→ **RECORDS SHOWN**:
Begin

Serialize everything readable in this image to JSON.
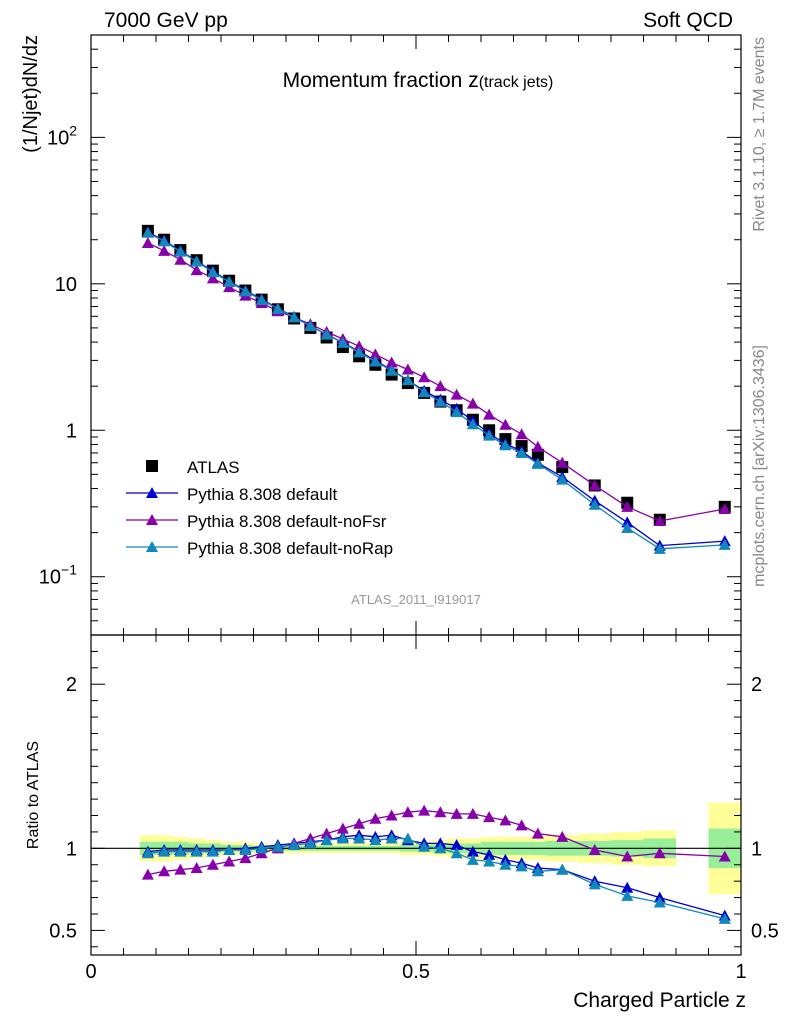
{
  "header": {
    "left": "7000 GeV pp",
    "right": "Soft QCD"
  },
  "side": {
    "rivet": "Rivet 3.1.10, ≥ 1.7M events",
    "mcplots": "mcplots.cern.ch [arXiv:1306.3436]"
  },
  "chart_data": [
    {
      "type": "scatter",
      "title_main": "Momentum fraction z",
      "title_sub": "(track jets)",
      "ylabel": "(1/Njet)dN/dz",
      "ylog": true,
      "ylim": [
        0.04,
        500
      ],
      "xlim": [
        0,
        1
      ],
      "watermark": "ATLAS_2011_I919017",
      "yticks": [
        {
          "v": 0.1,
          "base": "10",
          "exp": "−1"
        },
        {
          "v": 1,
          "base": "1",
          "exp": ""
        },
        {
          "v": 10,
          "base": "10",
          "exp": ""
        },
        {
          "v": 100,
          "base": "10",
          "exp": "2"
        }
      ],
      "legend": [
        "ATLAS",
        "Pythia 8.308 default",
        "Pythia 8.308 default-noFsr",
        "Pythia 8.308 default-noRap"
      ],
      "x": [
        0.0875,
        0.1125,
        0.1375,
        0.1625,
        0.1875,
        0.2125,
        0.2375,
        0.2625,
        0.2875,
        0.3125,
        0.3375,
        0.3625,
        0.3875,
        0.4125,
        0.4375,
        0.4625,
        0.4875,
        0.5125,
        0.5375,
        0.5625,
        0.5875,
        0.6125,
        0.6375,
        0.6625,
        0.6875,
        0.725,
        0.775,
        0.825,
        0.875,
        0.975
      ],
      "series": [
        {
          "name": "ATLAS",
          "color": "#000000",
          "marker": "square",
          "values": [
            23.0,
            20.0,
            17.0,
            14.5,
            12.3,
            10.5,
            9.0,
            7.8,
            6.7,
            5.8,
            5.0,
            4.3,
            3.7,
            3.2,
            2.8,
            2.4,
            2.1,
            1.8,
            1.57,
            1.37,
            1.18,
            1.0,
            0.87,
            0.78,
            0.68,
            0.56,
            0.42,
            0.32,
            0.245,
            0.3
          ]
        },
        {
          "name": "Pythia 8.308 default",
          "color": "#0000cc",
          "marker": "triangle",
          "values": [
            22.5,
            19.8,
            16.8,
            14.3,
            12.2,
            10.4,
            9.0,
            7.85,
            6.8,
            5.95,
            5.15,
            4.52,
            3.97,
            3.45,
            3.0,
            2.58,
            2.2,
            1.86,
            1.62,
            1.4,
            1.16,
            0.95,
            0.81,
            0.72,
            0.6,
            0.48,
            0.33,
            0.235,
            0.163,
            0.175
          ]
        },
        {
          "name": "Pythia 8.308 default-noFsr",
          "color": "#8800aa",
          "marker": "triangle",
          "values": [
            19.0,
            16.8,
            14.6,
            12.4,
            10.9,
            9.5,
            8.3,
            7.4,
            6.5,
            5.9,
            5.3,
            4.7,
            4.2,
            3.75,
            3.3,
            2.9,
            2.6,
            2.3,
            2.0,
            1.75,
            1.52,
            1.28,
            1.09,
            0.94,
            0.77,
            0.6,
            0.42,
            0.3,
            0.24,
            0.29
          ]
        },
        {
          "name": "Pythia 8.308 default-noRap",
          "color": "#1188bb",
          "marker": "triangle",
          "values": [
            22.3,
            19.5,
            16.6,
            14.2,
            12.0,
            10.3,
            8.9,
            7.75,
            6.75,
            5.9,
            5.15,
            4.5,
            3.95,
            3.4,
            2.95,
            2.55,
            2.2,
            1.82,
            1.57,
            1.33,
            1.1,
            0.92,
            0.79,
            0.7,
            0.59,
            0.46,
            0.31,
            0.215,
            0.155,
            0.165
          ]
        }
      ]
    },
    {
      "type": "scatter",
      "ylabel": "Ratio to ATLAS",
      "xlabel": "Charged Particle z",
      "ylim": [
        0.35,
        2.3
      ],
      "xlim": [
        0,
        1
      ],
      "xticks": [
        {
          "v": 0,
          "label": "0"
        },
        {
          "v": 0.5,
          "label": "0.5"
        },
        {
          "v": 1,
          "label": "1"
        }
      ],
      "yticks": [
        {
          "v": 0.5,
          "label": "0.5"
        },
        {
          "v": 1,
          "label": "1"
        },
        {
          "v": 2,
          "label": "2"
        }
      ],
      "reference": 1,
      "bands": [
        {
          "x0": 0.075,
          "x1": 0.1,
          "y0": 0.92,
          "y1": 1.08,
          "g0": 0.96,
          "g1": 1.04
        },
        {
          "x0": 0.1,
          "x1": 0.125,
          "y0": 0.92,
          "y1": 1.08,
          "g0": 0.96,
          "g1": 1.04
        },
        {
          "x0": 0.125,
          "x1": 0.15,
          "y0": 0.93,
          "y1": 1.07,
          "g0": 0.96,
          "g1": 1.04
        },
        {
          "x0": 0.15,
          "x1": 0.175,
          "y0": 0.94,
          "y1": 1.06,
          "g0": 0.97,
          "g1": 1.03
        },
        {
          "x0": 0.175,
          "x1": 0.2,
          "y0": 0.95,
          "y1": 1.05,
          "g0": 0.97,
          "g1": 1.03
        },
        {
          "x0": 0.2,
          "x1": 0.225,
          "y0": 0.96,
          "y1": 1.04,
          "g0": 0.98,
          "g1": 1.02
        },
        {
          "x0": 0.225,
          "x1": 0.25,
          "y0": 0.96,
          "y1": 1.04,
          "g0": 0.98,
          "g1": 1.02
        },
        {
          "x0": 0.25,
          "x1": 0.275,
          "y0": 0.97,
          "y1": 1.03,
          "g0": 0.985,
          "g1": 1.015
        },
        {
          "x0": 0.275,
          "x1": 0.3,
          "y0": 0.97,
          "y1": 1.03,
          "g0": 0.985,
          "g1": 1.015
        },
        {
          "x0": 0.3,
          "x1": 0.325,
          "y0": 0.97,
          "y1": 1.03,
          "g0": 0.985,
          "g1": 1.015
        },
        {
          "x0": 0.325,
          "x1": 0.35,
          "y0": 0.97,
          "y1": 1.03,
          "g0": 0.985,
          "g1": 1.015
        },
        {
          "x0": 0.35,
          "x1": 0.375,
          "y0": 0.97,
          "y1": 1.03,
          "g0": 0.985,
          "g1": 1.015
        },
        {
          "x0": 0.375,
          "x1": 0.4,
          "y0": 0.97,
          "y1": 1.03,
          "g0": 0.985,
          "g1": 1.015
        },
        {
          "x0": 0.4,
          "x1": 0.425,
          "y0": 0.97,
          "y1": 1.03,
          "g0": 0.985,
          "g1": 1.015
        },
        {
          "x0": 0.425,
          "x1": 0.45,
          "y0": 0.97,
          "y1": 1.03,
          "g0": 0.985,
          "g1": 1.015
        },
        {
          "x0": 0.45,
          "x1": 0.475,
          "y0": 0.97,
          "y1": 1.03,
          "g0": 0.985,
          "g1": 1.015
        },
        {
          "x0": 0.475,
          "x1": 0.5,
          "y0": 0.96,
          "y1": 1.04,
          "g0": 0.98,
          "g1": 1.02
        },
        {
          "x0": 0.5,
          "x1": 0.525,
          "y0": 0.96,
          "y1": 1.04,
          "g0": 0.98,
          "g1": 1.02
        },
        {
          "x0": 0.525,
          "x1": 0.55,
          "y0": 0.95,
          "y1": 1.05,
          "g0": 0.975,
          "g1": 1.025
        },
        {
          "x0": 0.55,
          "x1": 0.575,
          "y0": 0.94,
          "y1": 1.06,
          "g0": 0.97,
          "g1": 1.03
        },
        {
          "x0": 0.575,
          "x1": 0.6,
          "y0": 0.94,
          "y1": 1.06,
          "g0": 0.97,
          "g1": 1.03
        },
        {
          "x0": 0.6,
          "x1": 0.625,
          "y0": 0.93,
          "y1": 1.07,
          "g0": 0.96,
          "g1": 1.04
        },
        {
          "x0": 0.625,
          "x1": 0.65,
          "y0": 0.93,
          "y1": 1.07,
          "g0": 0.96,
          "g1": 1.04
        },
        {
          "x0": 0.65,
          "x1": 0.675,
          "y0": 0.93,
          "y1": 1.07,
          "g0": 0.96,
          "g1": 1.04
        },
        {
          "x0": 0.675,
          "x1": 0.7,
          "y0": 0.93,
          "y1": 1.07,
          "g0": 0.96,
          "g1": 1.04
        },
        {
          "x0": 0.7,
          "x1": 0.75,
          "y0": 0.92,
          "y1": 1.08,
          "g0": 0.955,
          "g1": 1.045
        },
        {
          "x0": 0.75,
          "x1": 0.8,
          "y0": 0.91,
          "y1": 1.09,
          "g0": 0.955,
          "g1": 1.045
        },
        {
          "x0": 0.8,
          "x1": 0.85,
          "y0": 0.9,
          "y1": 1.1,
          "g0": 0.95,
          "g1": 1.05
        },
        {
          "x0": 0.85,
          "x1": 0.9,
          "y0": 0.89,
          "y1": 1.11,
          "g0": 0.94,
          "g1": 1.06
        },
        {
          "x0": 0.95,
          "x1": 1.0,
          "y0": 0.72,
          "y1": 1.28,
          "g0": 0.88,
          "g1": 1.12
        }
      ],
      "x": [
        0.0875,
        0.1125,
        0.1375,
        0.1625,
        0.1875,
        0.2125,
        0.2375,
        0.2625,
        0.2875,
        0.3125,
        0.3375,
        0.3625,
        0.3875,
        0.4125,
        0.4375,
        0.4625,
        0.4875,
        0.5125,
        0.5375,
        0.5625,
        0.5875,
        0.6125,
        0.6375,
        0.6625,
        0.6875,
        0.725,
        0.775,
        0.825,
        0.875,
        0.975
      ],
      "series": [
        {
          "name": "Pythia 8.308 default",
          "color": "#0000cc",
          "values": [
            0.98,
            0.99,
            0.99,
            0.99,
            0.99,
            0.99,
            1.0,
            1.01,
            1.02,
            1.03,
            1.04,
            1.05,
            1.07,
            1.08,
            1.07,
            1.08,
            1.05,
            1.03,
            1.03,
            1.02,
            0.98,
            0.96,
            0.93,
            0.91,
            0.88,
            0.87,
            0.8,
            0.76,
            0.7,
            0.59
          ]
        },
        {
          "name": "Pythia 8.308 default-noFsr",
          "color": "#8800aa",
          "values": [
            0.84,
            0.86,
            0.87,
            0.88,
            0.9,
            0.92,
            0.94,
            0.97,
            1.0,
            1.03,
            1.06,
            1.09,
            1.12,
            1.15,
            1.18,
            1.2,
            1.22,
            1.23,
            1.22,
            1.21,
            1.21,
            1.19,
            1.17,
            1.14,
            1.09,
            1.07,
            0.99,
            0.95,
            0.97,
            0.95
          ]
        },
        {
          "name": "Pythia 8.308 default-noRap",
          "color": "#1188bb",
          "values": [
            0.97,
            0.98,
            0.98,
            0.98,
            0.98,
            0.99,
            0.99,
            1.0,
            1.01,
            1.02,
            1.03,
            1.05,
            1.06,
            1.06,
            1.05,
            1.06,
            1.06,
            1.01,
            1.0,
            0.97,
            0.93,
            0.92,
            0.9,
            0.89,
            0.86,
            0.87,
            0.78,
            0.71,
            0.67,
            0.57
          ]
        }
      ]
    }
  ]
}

End

From the entries above, select each line containing the string "ylabel".

      "ylabel": "(1/Njet)dN/dz",
      "ylabel": "Ratio to ATLAS",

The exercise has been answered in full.